» PFLICHTAUFGABEN:
A: Gib aus dem Text über Campbells Gedichte den Abschnitt von „In eine dezidiert“ bis „von deutschen Auswanderern.“ wortgetreu aus.
B: Prüfe anhand des Textes über Campbells Gedichte, ob die folgenden Aussagen zutreffen, und antworte jeweils mit Ja oder Nein samt den entscheidenden Textworten als wörtlichem Zitat: (i) Die „re:aktor poems“ reichen von Tschernobyl 1986 bis Fukushima 2011. (ii) Der Reaktorunfall in Harrisburg ereignete sich im Mai 1979. (iii) Die Auswanderer kamen im 19. Jahrhundert nach Pennsylvania.
C: Schreib den Text über Campbells Gedichte im Anschluss an seinen letzten Satz weiter.

» EXTRAHIERTER TEXT:

.....

In eine dezidiert politische Richtung weisen die letzten beiden Zyklen des Bandes. Die „re:aktor poems“ bilanzieren in grellen Momentaufnahmen die atomaren Desaster von Tschernobyl 1986 bis Fukushima 2011. Den Reaktorunfall im US-amerikanischen Harrisburg im März 1979 verwandelt Campbell im Gedicht „three mile island“ in eine historische Szene von deutschen Auswanderern.

Sie kamen im 18. Jahrhundert auf der Suche nach dem neuen Jerusalem nach Pennsylvania und sprachen dort einen eigenen Dialekt, das „Pennsylvania Dutch“: „& unten am fluss da knarrt das miehlraad schaufelnd im strom“.

.....

» AUSZÜGE DER EINTRÄGE:

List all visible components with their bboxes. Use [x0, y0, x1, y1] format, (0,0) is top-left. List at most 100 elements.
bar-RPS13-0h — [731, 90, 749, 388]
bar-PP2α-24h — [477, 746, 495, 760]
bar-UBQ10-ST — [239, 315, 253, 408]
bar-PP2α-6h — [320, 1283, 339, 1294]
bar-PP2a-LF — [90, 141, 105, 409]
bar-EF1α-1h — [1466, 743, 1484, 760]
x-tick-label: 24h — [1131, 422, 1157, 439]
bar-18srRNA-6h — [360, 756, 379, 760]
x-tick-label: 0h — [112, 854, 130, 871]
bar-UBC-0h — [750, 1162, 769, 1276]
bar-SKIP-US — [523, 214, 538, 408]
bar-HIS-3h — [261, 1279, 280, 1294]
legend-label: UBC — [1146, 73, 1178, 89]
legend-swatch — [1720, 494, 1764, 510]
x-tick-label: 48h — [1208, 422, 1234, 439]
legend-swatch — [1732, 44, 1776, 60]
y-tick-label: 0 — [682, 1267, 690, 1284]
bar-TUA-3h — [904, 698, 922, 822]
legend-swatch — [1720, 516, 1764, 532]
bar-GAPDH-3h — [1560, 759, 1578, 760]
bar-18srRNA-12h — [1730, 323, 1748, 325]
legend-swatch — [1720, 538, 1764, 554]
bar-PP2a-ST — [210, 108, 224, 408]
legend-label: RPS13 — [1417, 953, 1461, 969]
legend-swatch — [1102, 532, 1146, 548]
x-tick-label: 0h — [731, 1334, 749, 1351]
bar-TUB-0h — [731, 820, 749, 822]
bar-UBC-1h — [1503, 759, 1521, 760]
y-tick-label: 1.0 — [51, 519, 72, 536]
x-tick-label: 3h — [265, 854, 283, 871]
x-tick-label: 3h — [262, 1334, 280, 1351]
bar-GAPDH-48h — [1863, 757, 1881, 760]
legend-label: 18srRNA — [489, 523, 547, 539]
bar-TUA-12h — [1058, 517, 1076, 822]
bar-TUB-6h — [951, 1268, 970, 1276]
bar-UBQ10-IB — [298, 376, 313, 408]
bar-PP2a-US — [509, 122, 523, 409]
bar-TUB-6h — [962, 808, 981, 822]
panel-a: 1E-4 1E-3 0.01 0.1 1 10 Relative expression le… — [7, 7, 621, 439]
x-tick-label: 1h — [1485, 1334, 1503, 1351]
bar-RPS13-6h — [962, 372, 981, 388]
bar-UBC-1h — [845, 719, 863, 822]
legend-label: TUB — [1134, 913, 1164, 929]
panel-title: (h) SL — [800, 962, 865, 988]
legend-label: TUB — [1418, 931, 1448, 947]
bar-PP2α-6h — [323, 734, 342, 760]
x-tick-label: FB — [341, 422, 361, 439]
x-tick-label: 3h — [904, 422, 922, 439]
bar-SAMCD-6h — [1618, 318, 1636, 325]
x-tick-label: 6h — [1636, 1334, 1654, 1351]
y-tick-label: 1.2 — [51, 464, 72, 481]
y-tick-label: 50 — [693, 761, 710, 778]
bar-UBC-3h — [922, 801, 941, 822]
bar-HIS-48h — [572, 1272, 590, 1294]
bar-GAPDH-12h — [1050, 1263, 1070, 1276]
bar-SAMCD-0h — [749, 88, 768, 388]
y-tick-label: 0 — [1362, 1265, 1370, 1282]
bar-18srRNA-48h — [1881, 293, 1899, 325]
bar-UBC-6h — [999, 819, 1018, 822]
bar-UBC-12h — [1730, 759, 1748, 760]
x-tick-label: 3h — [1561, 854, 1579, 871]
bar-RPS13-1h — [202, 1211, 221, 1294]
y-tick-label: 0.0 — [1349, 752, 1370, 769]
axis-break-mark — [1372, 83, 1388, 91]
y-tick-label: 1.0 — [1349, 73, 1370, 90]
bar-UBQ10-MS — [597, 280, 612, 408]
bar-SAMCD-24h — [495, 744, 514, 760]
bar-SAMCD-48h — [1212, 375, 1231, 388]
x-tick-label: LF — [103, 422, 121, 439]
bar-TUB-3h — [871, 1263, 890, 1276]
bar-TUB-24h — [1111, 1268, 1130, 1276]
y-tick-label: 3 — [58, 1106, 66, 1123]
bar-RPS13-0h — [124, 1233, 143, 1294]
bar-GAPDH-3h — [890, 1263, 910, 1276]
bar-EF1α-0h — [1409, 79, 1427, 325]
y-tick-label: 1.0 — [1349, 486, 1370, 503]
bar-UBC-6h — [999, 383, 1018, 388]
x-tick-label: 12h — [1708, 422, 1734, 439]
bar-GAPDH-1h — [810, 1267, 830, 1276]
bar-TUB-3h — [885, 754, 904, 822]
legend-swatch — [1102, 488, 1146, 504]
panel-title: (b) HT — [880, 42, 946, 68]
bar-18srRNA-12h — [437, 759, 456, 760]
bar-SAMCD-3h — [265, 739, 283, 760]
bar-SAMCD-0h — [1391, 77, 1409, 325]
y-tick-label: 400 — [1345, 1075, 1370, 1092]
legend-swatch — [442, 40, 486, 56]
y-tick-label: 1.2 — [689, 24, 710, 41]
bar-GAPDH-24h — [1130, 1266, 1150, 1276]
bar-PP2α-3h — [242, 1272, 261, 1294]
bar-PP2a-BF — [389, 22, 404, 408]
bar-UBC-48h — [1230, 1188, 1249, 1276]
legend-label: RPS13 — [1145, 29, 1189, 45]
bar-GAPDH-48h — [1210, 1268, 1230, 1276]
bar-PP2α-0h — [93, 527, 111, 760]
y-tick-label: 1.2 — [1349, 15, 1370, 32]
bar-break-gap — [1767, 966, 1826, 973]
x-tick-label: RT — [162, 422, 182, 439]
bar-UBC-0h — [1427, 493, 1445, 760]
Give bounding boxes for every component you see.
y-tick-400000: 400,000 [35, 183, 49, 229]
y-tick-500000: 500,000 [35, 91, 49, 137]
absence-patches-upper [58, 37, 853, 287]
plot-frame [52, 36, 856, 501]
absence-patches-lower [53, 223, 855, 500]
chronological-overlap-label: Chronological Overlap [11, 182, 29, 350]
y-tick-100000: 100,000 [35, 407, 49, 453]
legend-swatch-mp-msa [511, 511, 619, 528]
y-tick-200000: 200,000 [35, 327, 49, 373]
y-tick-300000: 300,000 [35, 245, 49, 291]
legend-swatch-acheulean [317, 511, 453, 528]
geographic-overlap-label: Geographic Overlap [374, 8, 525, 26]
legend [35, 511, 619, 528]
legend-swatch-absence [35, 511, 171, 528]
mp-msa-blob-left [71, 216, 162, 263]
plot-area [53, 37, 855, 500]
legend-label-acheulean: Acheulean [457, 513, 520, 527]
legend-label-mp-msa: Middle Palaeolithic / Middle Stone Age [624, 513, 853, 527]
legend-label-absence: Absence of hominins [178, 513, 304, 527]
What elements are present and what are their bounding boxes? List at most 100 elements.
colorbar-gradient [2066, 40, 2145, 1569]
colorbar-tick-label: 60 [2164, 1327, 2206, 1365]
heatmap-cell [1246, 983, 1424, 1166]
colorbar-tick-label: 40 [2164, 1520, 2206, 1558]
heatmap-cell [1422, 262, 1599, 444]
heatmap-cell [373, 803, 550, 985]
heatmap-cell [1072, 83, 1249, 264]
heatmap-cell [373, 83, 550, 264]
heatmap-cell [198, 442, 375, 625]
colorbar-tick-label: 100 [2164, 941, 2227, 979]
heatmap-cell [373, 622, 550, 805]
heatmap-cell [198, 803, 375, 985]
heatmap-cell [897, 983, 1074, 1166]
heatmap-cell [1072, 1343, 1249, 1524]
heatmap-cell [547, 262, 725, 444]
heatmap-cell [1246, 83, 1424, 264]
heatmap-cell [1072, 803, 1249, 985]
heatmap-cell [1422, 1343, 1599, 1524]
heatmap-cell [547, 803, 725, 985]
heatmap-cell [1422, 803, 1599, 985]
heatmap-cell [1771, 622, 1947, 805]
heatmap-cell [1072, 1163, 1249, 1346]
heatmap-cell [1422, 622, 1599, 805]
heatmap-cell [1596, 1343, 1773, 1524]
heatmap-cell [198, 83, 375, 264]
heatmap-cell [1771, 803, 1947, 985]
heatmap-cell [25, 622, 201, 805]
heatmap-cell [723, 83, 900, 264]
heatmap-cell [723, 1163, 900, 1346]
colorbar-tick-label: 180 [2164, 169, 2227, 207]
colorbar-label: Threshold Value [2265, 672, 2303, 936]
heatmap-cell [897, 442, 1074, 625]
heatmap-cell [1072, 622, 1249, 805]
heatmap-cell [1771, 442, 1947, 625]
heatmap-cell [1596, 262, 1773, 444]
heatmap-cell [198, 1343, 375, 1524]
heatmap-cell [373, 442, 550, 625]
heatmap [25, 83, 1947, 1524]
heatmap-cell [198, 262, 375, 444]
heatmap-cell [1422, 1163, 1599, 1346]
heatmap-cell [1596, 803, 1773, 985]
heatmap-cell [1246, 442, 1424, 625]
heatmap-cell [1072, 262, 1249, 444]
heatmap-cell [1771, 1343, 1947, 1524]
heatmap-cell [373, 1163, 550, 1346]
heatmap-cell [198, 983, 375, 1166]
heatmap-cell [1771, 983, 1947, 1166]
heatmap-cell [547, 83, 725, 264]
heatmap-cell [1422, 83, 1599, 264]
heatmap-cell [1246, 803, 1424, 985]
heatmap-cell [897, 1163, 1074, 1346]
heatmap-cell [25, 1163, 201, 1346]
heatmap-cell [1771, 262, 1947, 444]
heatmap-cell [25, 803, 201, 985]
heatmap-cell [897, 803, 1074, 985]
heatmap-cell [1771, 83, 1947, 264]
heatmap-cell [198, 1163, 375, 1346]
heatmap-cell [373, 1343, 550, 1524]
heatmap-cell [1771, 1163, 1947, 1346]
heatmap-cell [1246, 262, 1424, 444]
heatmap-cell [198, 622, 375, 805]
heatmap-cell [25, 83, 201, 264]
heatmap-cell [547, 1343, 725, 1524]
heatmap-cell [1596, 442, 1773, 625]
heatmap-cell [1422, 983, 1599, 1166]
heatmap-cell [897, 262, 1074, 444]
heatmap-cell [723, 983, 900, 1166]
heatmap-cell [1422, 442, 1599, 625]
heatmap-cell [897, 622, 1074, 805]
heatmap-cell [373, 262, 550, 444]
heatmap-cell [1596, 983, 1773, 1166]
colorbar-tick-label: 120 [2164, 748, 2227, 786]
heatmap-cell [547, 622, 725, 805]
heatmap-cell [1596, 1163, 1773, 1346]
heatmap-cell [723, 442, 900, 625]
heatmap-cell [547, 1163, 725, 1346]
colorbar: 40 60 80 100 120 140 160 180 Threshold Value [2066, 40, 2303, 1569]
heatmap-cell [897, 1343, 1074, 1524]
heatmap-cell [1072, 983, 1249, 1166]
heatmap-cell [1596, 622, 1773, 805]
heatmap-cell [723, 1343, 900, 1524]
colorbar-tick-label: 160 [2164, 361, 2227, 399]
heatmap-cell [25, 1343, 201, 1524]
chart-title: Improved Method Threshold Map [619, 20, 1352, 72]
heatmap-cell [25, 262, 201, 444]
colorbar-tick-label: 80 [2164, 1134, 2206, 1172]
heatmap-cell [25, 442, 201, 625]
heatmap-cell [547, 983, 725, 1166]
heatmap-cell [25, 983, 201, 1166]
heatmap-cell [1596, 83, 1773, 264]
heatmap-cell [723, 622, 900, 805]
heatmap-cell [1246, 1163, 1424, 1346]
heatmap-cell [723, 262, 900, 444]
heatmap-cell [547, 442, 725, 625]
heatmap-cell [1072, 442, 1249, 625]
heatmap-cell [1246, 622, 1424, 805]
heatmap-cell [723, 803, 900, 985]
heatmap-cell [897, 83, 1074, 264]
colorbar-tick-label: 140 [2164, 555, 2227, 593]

.....

» LÖSUNGEN ZUR ÜBUNG:
A:
In eine dezidiert politische Richtung weisen die letzten beiden Zyklen des Bandes. Die „re:aktor poems“ bilanzieren in grellen Momentaufnahmen die atomaren Desaster von Tschernobyl 1986 bis Fukushima 2011. Den Reaktorunfall im US-amerikanischen Harrisburg im März 1979 verwandelt Campbell im Gedicht „three mile island“ in eine historische Szene von deutschen Auswanderern.

B:
(i) Ja: „bilanzieren in grellen Momentaufnahmen die atomaren Desaster von Tschernobyl 1986 bis Fukushima 2011“
(ii) Nein: „Den Reaktorunfall im US-amerikanischen Harrisburg im März 1979“
(iii) Nein: „Sie kamen im 18. Jahrhundert auf der Suche nach dem neuen Jerusalem nach Pennsylvania“

C:
Am Ende des Bandes ruft der Zyklus „warme atolle“ die verheerenden Atombomben-Tests auf den Marshall-Inseln im Pazifik in Erinnerung, die dort zwischen 1946 und 1962 die Lebenswelt der Inselbewohner verwüsteten. Was als Expedition in den versehrten Körper begann, endet nun im Horror-Bild der Apokalypse: „…wie / sektkorken steigt im sog / von wolkenschleiern der atompilz / ins tropische tohuwabohu“.

Diese Gedichte des „atolle“-Zyklus antizipieren beklemmende das Szenario der drohenden atomaren Eskalation, vor dem die Welt seit der Rückkehr des Krieges nach Europa steht.